Work to complete: Retype the complete listing exactly as it appears.

Data rows:
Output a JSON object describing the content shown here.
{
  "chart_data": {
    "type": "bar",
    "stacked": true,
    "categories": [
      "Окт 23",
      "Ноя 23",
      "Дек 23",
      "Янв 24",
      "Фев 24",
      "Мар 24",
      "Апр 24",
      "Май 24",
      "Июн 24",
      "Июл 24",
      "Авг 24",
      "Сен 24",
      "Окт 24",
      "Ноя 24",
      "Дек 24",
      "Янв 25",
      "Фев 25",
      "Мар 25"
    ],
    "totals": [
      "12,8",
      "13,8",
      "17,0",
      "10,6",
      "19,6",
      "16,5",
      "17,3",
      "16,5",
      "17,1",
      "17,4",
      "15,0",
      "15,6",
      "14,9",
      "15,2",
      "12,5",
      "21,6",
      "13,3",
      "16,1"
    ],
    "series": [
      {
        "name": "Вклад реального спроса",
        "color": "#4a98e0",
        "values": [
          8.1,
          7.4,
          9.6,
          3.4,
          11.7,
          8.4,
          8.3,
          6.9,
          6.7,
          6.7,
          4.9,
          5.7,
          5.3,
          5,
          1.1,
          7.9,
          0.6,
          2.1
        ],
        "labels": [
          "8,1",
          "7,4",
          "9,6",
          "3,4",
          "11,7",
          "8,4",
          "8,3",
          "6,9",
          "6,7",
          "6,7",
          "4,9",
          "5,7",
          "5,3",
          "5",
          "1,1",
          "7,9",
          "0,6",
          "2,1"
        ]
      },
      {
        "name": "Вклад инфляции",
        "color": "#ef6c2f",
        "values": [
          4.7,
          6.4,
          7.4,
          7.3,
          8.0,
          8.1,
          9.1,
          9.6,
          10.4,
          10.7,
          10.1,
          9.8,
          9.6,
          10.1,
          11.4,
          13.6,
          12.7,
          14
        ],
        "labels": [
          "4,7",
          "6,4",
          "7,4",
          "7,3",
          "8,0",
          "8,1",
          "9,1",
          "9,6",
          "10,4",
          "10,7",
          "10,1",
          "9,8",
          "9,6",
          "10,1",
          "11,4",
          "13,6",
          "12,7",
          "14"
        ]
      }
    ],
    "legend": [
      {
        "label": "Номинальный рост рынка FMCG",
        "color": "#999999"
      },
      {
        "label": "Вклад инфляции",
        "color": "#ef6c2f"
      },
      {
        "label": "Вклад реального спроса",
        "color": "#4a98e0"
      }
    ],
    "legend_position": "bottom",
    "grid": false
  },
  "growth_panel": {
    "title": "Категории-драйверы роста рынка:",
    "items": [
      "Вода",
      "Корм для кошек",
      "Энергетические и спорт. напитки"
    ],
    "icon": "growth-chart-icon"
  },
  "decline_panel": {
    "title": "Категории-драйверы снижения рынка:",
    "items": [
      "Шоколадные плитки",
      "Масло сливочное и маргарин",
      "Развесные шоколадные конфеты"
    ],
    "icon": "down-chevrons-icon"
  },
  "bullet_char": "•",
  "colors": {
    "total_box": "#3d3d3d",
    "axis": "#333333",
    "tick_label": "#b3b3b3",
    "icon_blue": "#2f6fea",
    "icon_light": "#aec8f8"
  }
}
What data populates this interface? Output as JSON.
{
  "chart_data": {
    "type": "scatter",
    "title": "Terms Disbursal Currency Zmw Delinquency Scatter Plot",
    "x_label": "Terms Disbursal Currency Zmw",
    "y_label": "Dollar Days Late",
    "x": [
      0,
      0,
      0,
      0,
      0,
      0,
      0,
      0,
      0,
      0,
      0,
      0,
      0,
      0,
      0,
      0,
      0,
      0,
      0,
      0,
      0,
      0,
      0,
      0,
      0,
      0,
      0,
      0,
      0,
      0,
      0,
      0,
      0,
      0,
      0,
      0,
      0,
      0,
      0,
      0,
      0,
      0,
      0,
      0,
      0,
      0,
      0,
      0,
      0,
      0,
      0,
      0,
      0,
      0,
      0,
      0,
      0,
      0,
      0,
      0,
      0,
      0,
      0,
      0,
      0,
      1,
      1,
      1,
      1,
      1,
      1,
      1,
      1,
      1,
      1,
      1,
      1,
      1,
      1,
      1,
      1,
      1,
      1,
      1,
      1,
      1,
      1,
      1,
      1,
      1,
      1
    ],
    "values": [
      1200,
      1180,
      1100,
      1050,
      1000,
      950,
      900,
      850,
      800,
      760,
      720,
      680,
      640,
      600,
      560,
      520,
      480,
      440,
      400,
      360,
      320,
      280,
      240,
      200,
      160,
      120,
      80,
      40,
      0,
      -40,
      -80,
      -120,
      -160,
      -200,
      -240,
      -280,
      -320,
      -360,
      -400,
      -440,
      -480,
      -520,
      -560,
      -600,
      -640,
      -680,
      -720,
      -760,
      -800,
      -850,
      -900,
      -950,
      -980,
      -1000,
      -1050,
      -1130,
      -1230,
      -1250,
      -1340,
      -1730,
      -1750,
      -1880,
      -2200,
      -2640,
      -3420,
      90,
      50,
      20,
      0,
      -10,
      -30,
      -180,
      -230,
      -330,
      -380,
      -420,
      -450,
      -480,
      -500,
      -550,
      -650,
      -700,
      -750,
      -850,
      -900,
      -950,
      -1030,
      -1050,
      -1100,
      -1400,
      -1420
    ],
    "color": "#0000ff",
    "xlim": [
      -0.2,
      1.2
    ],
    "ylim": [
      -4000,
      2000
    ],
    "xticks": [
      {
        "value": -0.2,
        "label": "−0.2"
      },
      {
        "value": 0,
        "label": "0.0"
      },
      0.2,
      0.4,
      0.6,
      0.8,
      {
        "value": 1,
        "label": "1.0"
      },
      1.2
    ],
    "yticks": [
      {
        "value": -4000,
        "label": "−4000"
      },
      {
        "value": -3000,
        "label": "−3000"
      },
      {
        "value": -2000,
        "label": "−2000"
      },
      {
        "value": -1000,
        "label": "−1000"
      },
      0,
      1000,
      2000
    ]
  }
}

Problem solution:
Output a JSON object describing the content shown here.
{
  "chart_data": {
    "type": "bar",
    "stacked": true,
    "categories": [
      "Окт 23",
      "Ноя 23",
      "Дек 23",
      "Янв 24",
      "Фев 24",
      "Мар 24",
      "Апр 24",
      "Май 24",
      "Июн 24",
      "Июл 24",
      "Авг 24",
      "Сен 24",
      "Окт 24",
      "Ноя 24",
      "Дек 24",
      "Янв 25",
      "Фев 25",
      "Мар 25"
    ],
    "totals": [
      "12,8",
      "13,8",
      "17,0",
      "10,6",
      "19,6",
      "16,5",
      "17,3",
      "16,5",
      "17,1",
      "17,4",
      "15,0",
      "15,6",
      "14,9",
      "15,2",
      "12,5",
      "21,6",
      "13,3",
      "16,1"
    ],
    "series": [
      {
        "name": "Вклад реального спроса",
        "color": "#4a98e0",
        "values": [
          8.1,
          7.4,
          9.6,
          3.4,
          11.7,
          8.4,
          8.3,
          6.9,
          6.7,
          6.7,
          4.9,
          5.7,
          5.3,
          5,
          1.1,
          7.9,
          0.6,
          2.1
        ],
        "labels": [
          "8,1",
          "7,4",
          "9,6",
          "3,4",
          "11,7",
          "8,4",
          "8,3",
          "6,9",
          "6,7",
          "6,7",
          "4,9",
          "5,7",
          "5,3",
          "5",
          "1,1",
          "7,9",
          "0,6",
          "2,1"
        ]
      },
      {
        "name": "Вклад инфляции",
        "color": "#ef6c2f",
        "values": [
          4.7,
          6.4,
          7.4,
          7.3,
          8.0,
          8.1,
          9.1,
          9.6,
          10.4,
          10.7,
          10.1,
          9.8,
          9.6,
          10.1,
          11.4,
          13.6,
          12.7,
          14
        ],
        "labels": [
          "4,7",
          "6,4",
          "7,4",
          "7,3",
          "8,0",
          "8,1",
          "9,1",
          "9,6",
          "10,4",
          "10,7",
          "10,1",
          "9,8",
          "9,6",
          "10,1",
          "11,4",
          "13,6",
          "12,7",
          "14"
        ]
      }
    ],
    "legend": [
      {
        "label": "Номинальный рост рынка FMCG",
        "color": "#999999"
      },
      {
        "label": "Вклад инфляции",
        "color": "#ef6c2f"
      },
      {
        "label": "Вклад реального спроса",
        "color": "#4a98e0"
      }
    ],
    "legend_position": "bottom",
    "grid": false
  },
  "growth_panel": {
    "title": "Категории-драйверы роста рынка:",
    "items": [
      "Вода",
      "Корм для кошек",
      "Энергетические и спорт. напитки"
    ],
    "icon": "growth-chart-icon"
  },
  "decline_panel": {
    "title": "Категории-драйверы снижения рынка:",
    "items": [
      "Шоколадные плитки",
      "Масло сливочное и маргарин",
      "Развесные шоколадные конфеты"
    ],
    "icon": "down-chevrons-icon"
  },
  "bullet_char": "•",
  "colors": {
    "total_box": "#3d3d3d",
    "axis": "#333333",
    "tick_label": "#b3b3b3",
    "icon_blue": "#2f6fea",
    "icon_light": "#aec8f8"
  }
}
What data populates this interface? Output as JSON.
{
  "chart_data": {
    "type": "scatter",
    "title": "Terms Disbursal Currency Zmw Delinquency Scatter Plot",
    "x_label": "Terms Disbursal Currency Zmw",
    "y_label": "Dollar Days Late",
    "x": [
      0,
      0,
      0,
      0,
      0,
      0,
      0,
      0,
      0,
      0,
      0,
      0,
      0,
      0,
      0,
      0,
      0,
      0,
      0,
      0,
      0,
      0,
      0,
      0,
      0,
      0,
      0,
      0,
      0,
      0,
      0,
      0,
      0,
      0,
      0,
      0,
      0,
      0,
      0,
      0,
      0,
      0,
      0,
      0,
      0,
      0,
      0,
      0,
      0,
      0,
      0,
      0,
      0,
      0,
      0,
      0,
      0,
      0,
      0,
      0,
      0,
      0,
      0,
      0,
      0,
      1,
      1,
      1,
      1,
      1,
      1,
      1,
      1,
      1,
      1,
      1,
      1,
      1,
      1,
      1,
      1,
      1,
      1,
      1,
      1,
      1,
      1,
      1,
      1,
      1,
      1
    ],
    "values": [
      1200,
      1180,
      1100,
      1050,
      1000,
      950,
      900,
      850,
      800,
      760,
      720,
      680,
      640,
      600,
      560,
      520,
      480,
      440,
      400,
      360,
      320,
      280,
      240,
      200,
      160,
      120,
      80,
      40,
      0,
      -40,
      -80,
      -120,
      -160,
      -200,
      -240,
      -280,
      -320,
      -360,
      -400,
      -440,
      -480,
      -520,
      -560,
      -600,
      -640,
      -680,
      -720,
      -760,
      -800,
      -850,
      -900,
      -950,
      -980,
      -1000,
      -1050,
      -1130,
      -1230,
      -1250,
      -1340,
      -1730,
      -1750,
      -1880,
      -2200,
      -2640,
      -3420,
      90,
      50,
      20,
      0,
      -10,
      -30,
      -180,
      -230,
      -330,
      -380,
      -420,
      -450,
      -480,
      -500,
      -550,
      -650,
      -700,
      -750,
      -850,
      -900,
      -950,
      -1030,
      -1050,
      -1100,
      -1400,
      -1420
    ],
    "color": "#0000ff",
    "xlim": [
      -0.2,
      1.2
    ],
    "ylim": [
      -4000,
      2000
    ],
    "xticks": [
      {
        "value": -0.2,
        "label": "−0.2"
      },
      {
        "value": 0,
        "label": "0.0"
      },
      0.2,
      0.4,
      0.6,
      0.8,
      {
        "value": 1,
        "label": "1.0"
      },
      1.2
    ],
    "yticks": [
      {
        "value": -4000,
        "label": "−4000"
      },
      {
        "value": -3000,
        "label": "−3000"
      },
      {
        "value": -2000,
        "label": "−2000"
      },
      {
        "value": -1000,
        "label": "−1000"
      },
      0,
      1000,
      2000
    ]
  }
}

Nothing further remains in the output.